▶ [EXERCISE DIRECTIONS]:
Collect each line of the entries that holds the string "pros".

▶ [TASK DATA]:

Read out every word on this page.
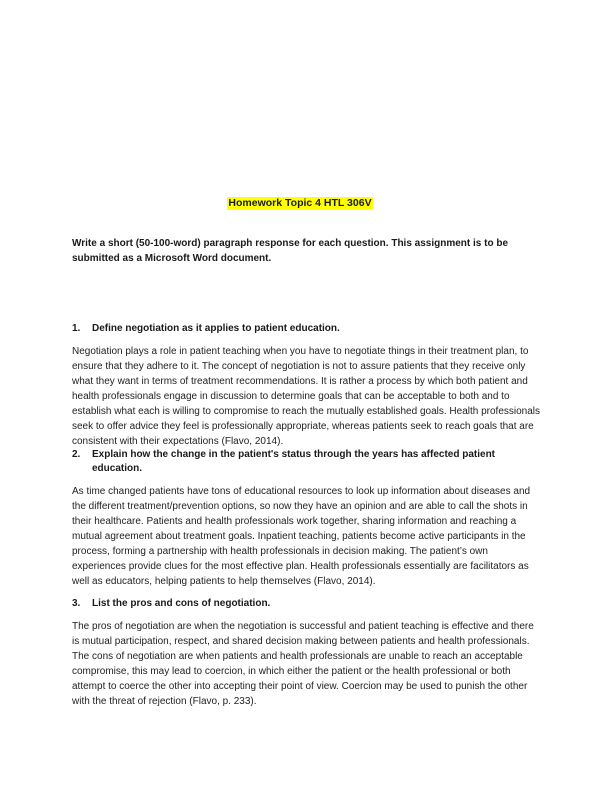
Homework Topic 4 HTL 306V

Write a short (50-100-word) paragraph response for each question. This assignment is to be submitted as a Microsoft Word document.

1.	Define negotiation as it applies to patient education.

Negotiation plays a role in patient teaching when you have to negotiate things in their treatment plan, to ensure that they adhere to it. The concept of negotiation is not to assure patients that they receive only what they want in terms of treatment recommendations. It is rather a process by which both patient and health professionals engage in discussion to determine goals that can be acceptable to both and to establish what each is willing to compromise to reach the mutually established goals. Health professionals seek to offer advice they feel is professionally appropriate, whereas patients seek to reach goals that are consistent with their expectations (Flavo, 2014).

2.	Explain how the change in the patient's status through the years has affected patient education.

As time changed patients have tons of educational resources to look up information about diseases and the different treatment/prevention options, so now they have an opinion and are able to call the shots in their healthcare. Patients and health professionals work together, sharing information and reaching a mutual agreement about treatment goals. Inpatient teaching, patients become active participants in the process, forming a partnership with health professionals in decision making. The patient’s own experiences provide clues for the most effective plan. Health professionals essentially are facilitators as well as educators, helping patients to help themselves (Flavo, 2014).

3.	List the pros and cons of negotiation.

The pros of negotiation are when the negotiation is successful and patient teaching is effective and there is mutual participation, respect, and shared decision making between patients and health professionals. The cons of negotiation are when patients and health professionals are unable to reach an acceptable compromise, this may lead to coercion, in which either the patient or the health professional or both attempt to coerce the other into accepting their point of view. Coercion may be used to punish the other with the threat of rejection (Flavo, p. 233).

▶ [YOUR SOLUTION]:
3.	List the pros and cons of negotiation.
The pros of negotiation are when the negotiation is successful and patient teaching is effective and there is mutual participation, respect, and shared decision making between patients and health professionals. The cons of negotiation are when patients and health professionals are unable to reach an acceptable compromise, this may lead to coercion, in which either the patient or the health professional or both attempt to coerce the other into accepting their point of view. Coercion may be used to punish the other with the threat of rejection (Flavo, p. 233).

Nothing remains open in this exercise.